— Start of DATA RECORDS —
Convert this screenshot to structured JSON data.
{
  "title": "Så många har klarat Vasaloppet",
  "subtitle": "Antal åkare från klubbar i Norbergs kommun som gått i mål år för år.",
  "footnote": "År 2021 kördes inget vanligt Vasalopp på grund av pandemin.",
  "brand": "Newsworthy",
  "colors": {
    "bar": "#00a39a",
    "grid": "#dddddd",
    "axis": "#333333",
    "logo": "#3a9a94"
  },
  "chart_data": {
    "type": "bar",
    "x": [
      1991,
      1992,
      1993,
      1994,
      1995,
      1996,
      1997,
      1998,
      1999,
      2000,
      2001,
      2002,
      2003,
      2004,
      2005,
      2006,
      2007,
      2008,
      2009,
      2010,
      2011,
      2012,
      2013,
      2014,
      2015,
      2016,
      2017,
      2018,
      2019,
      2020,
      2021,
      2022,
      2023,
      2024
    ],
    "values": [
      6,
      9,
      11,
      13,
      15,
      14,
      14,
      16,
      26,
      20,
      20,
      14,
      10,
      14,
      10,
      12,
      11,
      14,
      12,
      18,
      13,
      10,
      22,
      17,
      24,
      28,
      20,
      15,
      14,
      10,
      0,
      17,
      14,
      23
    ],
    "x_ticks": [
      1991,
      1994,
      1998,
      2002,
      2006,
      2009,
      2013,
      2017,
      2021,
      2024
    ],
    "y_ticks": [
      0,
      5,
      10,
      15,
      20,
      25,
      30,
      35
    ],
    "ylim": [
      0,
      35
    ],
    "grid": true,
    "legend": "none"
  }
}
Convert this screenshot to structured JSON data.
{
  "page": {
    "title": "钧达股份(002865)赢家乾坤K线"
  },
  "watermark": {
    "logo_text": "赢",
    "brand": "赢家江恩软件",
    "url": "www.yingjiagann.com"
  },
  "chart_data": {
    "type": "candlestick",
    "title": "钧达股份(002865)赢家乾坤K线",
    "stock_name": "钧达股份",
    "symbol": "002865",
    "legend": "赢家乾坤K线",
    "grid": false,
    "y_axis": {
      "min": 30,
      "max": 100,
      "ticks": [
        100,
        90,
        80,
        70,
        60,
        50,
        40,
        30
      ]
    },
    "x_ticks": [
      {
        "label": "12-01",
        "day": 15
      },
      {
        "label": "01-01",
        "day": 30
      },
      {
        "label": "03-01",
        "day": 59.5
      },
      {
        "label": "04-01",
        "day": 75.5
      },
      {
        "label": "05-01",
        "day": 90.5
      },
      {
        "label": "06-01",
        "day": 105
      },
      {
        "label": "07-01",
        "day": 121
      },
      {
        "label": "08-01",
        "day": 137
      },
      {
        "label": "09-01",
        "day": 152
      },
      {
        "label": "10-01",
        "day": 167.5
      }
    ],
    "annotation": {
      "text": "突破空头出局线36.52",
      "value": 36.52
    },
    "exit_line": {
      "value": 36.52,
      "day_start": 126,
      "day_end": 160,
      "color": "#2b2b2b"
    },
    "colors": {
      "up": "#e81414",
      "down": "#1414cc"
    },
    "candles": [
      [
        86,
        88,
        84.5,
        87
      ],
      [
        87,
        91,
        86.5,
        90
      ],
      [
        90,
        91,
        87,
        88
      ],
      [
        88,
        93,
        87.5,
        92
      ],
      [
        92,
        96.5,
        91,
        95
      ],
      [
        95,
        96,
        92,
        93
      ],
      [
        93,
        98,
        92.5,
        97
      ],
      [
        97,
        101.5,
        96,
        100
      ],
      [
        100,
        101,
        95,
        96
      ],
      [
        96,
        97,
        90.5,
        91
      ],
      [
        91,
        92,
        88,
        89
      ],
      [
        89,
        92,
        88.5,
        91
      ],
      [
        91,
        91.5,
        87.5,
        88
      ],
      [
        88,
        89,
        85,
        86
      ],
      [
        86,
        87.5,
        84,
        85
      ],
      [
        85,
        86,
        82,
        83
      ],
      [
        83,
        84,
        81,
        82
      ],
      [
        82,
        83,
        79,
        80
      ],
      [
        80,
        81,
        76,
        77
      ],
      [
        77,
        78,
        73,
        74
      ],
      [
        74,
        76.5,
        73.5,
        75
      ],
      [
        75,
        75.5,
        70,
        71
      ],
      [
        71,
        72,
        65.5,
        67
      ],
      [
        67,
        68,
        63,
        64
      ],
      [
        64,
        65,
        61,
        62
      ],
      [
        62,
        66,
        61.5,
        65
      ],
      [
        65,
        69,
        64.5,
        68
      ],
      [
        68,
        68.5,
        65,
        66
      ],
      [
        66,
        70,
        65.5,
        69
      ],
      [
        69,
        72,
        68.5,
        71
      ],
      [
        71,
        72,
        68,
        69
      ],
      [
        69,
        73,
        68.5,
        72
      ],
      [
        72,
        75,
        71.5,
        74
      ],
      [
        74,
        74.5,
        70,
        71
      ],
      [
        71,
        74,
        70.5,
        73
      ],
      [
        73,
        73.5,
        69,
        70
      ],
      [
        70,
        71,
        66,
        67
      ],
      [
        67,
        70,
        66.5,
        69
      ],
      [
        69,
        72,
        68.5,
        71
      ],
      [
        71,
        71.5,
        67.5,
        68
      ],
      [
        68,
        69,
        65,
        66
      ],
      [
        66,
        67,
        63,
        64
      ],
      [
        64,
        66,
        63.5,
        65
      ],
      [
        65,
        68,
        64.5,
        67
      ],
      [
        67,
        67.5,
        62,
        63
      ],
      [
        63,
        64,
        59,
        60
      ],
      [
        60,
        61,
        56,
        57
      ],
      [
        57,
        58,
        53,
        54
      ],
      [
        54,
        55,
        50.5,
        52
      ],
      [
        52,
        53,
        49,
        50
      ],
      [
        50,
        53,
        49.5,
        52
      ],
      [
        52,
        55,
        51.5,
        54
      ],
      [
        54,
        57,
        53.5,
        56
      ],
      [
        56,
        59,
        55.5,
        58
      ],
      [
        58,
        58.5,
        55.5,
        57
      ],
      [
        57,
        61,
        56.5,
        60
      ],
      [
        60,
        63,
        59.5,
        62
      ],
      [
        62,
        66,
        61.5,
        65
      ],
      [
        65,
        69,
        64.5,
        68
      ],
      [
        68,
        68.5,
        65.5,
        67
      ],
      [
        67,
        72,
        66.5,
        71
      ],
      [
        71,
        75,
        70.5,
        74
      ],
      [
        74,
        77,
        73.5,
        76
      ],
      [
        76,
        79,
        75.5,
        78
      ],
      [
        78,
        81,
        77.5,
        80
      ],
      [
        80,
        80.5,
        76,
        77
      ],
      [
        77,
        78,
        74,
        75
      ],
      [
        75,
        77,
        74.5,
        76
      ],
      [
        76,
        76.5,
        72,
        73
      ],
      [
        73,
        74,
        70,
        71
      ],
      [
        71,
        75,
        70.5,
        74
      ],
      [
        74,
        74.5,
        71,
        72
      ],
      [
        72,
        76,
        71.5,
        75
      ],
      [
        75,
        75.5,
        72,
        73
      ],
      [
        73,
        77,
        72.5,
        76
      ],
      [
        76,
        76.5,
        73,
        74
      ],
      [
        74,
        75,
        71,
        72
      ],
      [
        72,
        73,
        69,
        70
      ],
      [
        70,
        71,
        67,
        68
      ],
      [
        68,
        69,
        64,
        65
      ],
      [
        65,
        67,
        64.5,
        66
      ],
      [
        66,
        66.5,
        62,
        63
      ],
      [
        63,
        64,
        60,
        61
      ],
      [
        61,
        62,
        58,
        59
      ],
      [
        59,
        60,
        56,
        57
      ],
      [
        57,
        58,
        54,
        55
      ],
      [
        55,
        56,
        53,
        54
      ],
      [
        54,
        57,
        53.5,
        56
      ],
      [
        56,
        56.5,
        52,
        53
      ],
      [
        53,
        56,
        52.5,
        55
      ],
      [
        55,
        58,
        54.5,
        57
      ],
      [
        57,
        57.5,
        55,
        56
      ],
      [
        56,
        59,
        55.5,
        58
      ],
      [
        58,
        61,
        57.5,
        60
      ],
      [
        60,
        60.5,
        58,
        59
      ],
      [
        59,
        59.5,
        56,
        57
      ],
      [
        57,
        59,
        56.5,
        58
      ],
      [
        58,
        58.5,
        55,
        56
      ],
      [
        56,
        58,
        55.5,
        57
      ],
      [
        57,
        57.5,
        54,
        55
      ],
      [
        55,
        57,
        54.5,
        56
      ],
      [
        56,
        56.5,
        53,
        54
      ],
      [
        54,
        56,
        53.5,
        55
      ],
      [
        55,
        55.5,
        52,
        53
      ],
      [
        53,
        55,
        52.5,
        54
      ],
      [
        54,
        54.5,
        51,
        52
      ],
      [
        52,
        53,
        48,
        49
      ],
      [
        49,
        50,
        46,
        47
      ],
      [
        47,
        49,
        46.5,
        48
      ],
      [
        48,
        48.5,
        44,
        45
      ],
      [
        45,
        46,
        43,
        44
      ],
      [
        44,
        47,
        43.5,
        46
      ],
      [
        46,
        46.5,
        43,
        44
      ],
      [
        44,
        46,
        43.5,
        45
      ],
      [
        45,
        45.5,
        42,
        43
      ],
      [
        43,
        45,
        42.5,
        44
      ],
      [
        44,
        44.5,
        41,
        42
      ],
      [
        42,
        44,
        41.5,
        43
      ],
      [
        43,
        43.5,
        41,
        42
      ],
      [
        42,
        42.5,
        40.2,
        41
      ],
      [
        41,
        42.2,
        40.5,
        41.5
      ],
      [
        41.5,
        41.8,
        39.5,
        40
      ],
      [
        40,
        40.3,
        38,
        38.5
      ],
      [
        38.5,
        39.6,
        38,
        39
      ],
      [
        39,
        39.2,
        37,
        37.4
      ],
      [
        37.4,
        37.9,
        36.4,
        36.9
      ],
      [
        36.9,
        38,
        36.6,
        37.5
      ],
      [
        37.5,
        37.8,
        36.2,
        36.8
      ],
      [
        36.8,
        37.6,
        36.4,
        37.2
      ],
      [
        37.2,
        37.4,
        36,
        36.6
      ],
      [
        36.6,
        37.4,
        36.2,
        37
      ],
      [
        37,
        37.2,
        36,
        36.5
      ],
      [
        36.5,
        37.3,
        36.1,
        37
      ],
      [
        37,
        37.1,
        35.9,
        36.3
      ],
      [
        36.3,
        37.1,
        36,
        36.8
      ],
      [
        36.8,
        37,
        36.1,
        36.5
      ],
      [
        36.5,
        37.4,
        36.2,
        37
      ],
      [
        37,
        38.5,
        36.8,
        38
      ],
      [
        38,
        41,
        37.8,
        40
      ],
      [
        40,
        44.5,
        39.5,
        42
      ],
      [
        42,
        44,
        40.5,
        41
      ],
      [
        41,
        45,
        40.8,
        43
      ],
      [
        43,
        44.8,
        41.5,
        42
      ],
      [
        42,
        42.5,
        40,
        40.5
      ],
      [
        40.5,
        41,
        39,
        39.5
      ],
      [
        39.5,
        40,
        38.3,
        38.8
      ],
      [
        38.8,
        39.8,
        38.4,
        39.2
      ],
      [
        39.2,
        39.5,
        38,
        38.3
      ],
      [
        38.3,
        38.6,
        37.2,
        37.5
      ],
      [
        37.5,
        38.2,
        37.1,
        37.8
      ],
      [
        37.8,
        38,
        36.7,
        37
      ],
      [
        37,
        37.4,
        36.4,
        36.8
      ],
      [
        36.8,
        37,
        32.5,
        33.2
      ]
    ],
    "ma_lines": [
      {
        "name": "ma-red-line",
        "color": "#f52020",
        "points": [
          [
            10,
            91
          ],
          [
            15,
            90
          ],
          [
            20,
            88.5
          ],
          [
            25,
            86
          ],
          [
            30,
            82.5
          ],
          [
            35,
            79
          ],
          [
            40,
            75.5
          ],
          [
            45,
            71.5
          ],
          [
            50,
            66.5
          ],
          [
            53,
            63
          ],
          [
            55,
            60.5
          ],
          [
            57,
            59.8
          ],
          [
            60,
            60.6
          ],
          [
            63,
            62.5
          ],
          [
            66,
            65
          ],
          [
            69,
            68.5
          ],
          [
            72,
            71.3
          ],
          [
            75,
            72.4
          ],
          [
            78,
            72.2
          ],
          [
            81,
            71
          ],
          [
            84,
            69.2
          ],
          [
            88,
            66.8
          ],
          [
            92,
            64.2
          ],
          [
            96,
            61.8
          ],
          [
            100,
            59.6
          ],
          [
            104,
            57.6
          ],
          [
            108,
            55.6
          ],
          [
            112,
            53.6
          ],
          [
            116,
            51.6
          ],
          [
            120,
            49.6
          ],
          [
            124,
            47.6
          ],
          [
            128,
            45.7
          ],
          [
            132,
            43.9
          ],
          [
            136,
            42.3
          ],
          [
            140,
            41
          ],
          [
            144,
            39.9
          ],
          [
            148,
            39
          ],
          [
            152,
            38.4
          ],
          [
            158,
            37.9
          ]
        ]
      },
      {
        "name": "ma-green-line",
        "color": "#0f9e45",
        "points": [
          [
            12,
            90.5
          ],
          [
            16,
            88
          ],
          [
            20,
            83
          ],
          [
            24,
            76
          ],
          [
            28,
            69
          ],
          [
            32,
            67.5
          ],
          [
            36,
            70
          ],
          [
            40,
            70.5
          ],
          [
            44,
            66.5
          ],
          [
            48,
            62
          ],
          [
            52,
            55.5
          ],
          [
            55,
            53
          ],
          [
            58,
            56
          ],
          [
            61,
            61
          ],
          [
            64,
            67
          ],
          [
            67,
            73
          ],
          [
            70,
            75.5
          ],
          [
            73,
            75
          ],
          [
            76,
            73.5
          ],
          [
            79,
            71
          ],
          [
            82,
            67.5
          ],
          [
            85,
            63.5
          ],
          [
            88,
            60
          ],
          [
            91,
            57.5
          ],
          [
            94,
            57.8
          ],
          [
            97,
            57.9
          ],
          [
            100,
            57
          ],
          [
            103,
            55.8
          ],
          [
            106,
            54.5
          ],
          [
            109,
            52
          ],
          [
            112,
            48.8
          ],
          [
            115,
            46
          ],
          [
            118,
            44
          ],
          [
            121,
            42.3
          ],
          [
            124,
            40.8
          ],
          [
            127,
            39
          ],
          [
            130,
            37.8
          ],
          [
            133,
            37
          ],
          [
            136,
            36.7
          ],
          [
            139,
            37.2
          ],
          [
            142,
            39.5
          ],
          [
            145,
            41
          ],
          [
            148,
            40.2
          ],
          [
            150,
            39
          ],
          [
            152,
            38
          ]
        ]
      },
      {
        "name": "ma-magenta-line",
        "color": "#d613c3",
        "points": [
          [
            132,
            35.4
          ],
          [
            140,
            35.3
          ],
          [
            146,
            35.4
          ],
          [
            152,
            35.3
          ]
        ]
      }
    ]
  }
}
— End of DATA RECORDS —
Scan the lines for the string "label". Pick out every line that has it.

        "label": "12-01",
        "label": "01-01",
        "label": "03-01",
        "label": "04-01",
        "label": "05-01",
        "label": "06-01",
        "label": "07-01",
        "label": "08-01",
        "label": "09-01",
        "label": "10-01",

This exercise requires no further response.